Tally the lines that hold the string "text", and reply with the count alone.

Listed entries:
★ ★ ★ ★ ★
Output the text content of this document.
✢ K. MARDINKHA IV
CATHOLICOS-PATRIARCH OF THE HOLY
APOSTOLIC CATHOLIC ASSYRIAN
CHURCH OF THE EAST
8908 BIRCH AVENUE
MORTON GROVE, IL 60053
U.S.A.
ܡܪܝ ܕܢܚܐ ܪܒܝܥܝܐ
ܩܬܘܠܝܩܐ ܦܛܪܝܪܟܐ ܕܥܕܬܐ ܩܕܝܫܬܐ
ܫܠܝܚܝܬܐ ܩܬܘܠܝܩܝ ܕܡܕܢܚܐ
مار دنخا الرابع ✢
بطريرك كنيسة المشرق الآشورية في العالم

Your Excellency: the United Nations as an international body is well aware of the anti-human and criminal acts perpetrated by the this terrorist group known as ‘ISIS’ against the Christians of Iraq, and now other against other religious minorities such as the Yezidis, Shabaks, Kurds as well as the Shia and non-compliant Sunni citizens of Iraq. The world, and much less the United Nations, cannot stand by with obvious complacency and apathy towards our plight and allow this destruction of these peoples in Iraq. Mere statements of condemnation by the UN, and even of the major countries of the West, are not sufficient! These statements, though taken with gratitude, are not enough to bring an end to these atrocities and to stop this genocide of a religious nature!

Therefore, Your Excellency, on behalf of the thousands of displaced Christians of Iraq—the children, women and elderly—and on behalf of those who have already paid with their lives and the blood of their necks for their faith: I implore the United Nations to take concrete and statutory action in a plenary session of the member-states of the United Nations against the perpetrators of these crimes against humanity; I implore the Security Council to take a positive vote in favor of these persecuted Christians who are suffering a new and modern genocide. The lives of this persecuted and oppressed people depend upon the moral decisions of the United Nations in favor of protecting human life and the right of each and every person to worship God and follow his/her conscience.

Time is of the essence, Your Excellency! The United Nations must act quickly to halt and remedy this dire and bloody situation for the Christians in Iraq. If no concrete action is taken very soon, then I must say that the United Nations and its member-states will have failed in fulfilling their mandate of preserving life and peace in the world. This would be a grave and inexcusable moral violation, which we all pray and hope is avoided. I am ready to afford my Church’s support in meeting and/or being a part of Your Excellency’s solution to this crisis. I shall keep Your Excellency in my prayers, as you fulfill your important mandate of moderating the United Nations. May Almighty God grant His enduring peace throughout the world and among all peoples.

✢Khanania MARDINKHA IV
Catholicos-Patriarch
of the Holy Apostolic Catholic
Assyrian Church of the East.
★ ★ ★ ★ ★
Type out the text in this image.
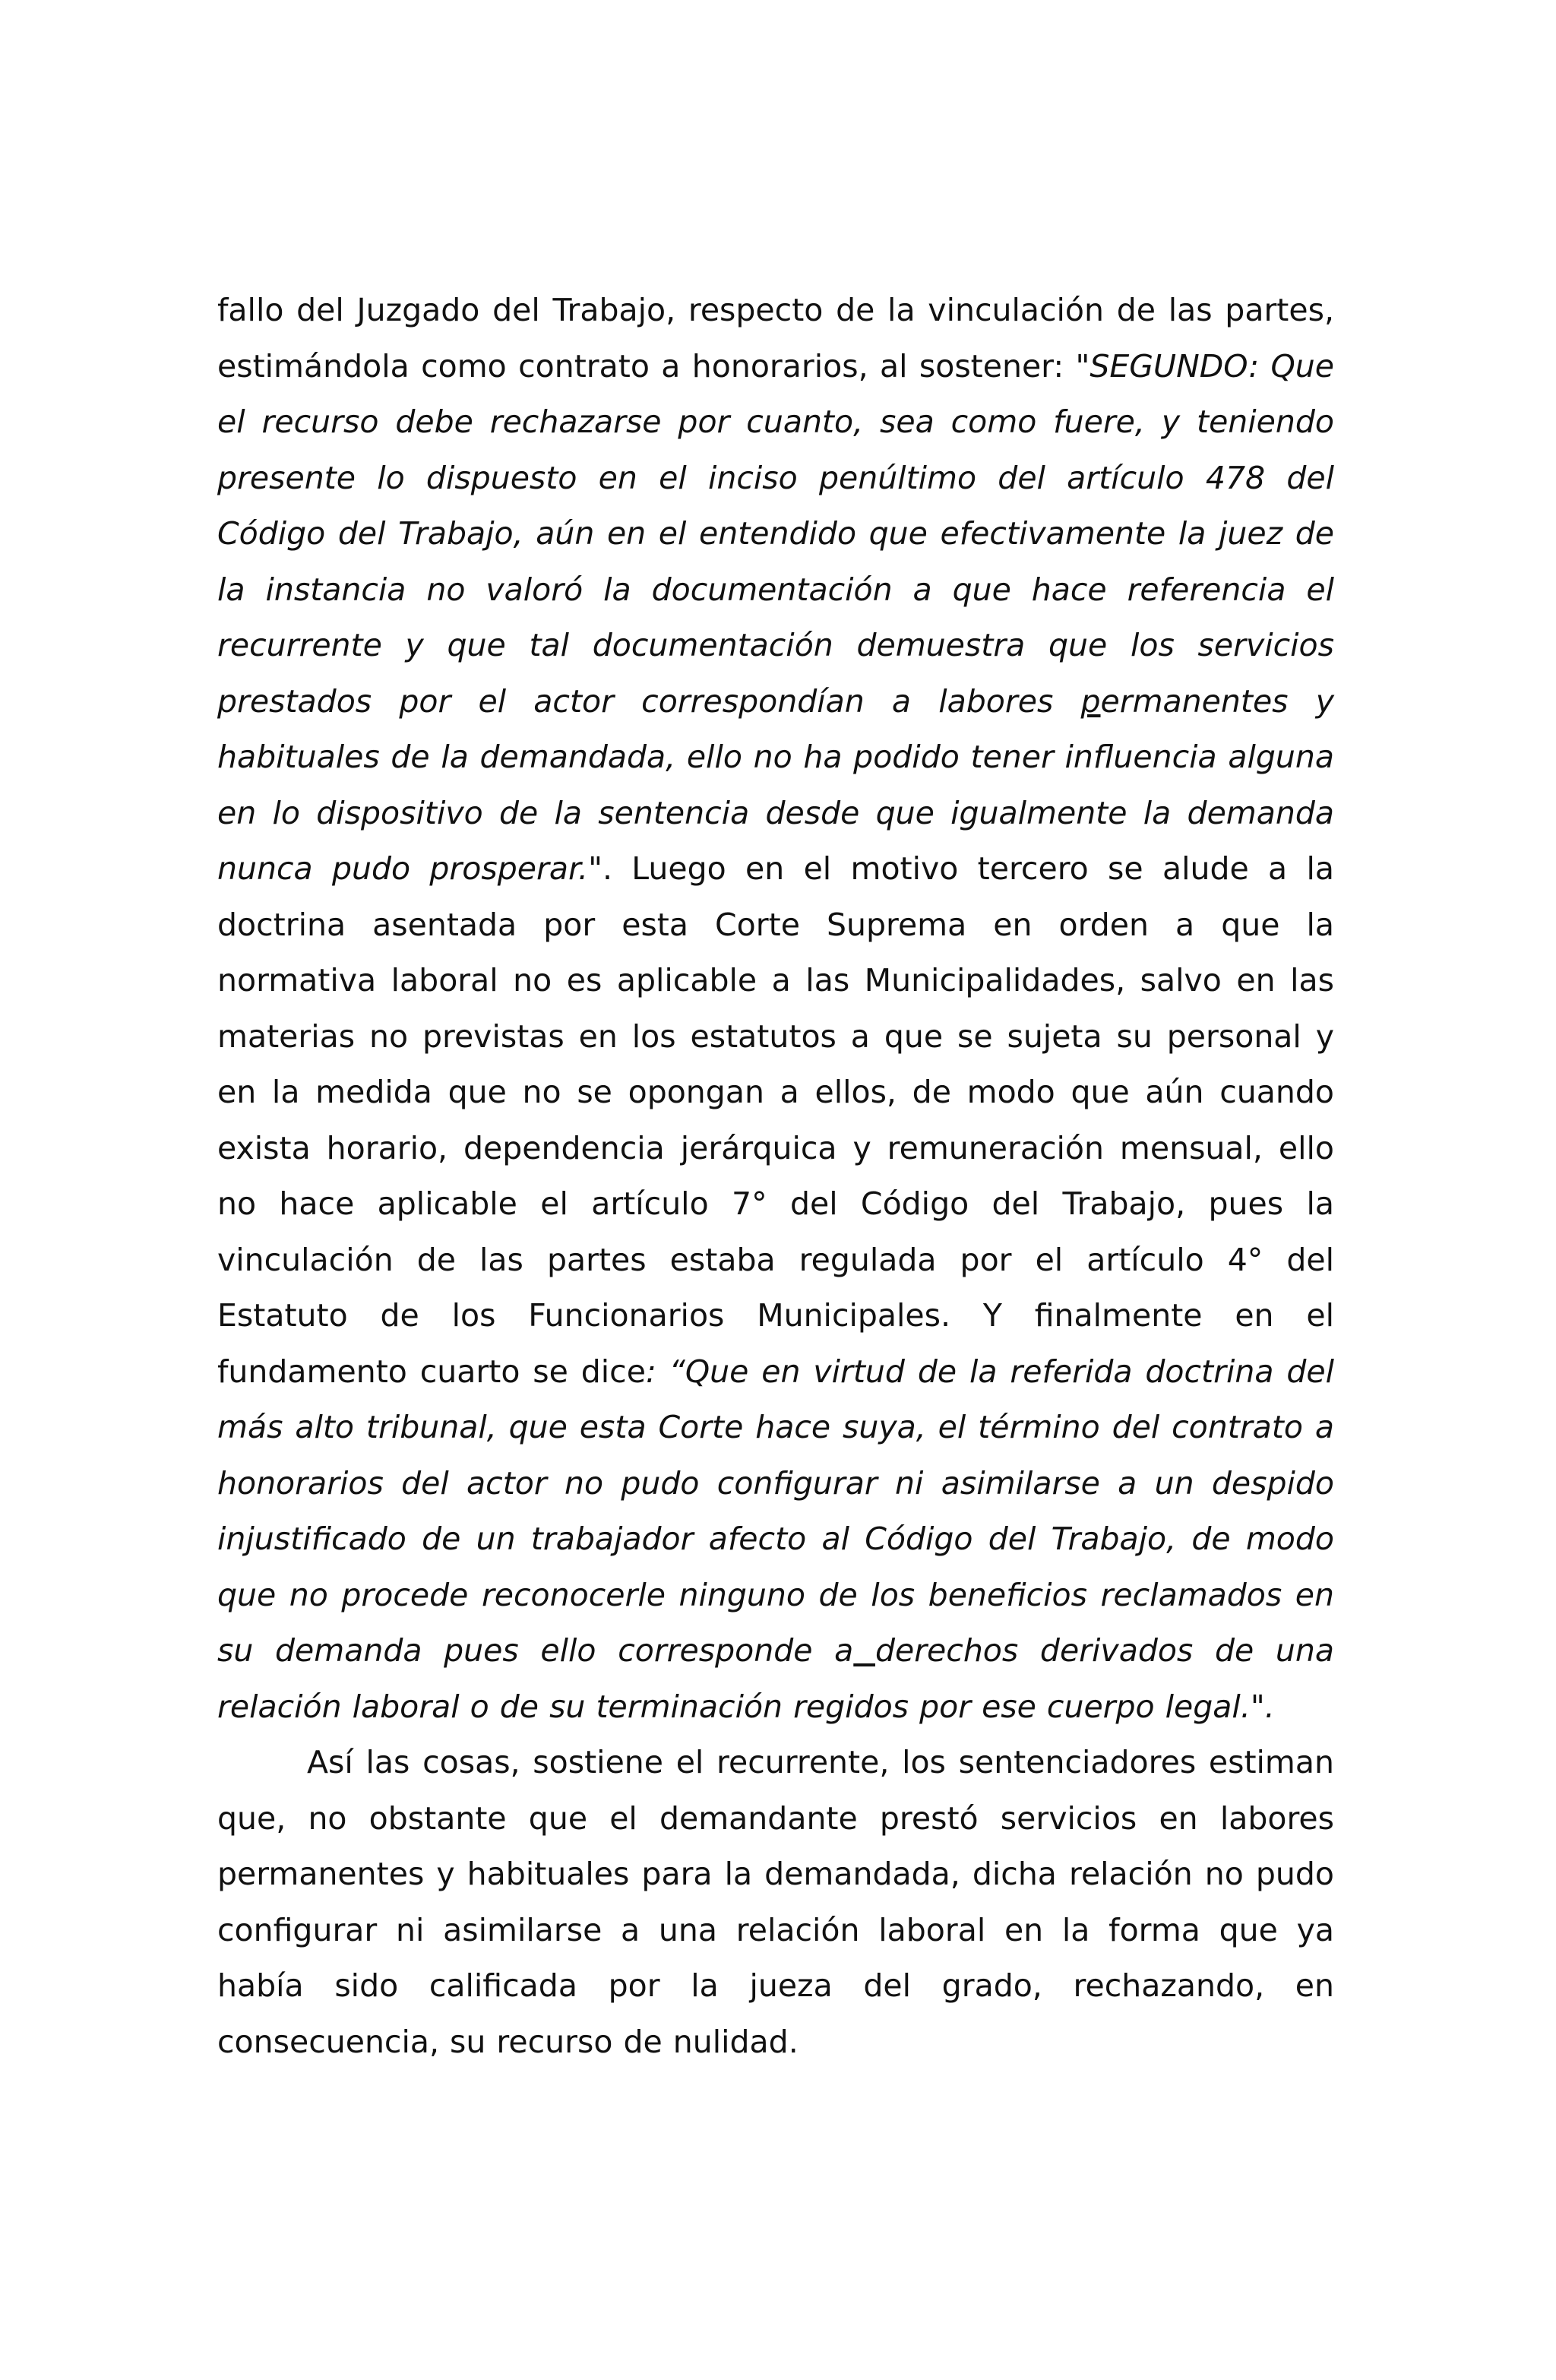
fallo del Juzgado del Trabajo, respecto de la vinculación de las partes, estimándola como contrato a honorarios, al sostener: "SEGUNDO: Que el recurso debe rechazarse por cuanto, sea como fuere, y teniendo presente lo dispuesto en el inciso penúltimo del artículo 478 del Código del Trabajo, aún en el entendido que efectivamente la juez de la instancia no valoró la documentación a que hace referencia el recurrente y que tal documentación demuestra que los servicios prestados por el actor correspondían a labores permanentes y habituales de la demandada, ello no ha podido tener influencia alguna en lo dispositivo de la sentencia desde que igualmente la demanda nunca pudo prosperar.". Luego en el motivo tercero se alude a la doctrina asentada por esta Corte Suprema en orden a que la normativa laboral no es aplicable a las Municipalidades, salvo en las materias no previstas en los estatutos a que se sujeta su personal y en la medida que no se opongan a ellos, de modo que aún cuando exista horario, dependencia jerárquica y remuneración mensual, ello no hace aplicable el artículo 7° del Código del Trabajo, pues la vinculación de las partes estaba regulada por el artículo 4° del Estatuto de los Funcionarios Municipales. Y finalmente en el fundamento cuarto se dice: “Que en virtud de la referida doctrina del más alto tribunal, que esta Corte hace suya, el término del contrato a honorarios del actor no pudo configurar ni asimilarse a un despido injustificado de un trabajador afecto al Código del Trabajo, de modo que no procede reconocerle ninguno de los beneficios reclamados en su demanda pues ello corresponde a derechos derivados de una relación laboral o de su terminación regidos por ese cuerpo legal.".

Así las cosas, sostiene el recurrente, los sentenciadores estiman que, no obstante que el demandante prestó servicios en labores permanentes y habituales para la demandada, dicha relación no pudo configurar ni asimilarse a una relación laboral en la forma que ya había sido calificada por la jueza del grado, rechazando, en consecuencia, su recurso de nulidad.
★ ★ ★ ★ ★
Solution to this problem: 2